Data entries:
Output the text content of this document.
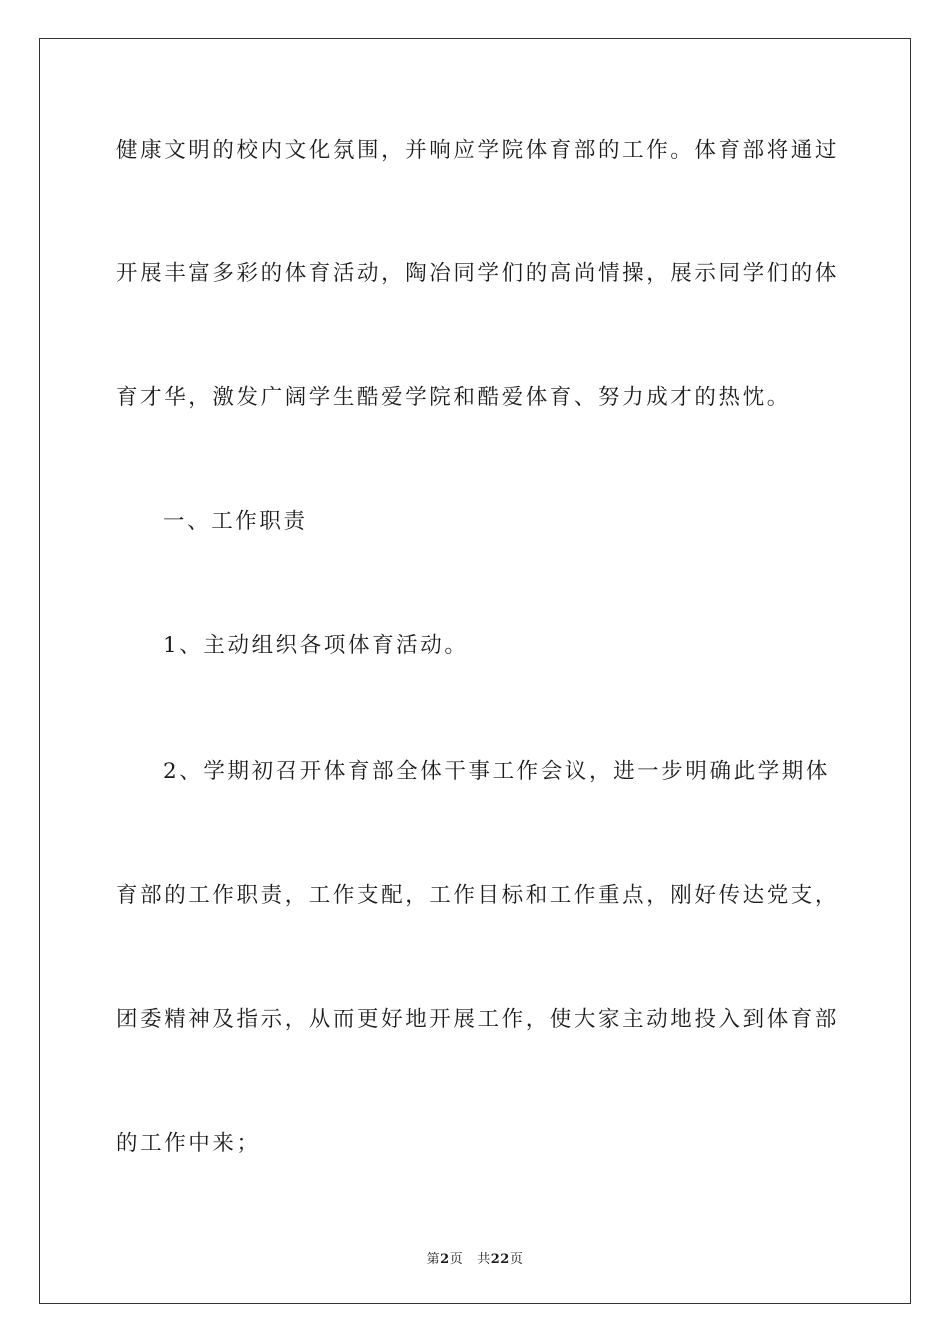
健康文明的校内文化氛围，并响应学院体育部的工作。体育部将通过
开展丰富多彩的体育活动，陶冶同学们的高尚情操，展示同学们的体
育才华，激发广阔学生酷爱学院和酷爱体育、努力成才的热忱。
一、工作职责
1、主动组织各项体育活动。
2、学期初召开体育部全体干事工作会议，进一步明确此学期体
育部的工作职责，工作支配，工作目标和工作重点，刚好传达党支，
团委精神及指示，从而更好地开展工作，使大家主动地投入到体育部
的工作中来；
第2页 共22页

...

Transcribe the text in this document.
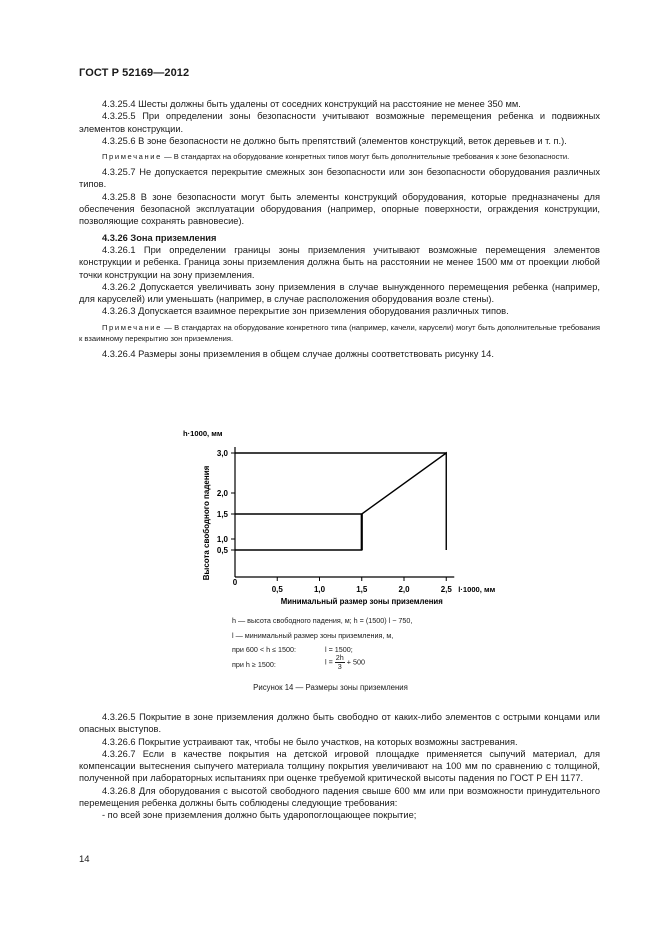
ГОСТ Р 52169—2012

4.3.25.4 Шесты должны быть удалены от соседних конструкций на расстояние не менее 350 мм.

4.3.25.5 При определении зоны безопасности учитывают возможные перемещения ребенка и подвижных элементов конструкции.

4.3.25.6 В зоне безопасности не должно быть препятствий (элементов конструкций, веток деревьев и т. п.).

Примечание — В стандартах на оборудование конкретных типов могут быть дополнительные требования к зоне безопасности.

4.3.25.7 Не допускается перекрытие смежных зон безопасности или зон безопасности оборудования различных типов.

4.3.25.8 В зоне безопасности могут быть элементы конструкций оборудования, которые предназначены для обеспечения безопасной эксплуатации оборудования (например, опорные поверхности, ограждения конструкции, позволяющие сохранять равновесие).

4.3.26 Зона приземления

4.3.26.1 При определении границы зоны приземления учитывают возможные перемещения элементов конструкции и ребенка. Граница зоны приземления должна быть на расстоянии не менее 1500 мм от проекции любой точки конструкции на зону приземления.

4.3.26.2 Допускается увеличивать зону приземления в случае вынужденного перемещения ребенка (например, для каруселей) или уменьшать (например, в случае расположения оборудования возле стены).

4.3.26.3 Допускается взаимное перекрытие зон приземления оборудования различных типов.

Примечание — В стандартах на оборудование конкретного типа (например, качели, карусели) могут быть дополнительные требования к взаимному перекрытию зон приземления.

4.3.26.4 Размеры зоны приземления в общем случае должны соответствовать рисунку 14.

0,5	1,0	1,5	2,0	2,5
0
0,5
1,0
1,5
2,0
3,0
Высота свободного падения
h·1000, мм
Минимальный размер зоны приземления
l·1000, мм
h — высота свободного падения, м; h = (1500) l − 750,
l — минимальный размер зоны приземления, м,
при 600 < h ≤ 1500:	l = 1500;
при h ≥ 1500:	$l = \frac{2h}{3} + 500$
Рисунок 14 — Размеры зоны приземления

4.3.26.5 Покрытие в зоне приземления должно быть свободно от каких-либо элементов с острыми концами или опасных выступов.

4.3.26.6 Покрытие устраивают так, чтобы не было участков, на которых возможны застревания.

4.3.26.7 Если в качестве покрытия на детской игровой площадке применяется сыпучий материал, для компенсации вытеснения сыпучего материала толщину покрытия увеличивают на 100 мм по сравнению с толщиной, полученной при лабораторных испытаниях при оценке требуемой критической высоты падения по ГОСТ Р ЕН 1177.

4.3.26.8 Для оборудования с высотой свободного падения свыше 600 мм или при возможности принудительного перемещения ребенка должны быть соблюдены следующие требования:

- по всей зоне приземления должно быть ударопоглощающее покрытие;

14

# WHAT IS NEEDED:
Working from the listing above, pick out every line that has "оборудование" and copy it.

# FINISHED TASK:
Примечание — В стандартах на оборудование конкретных типов могут быть дополнительные требования к зоне безопасности.
Примечание — В стандартах на оборудование конкретного типа (например, качели, карусели) могут быть дополнительные требования к взаимному перекрытию зон приземления.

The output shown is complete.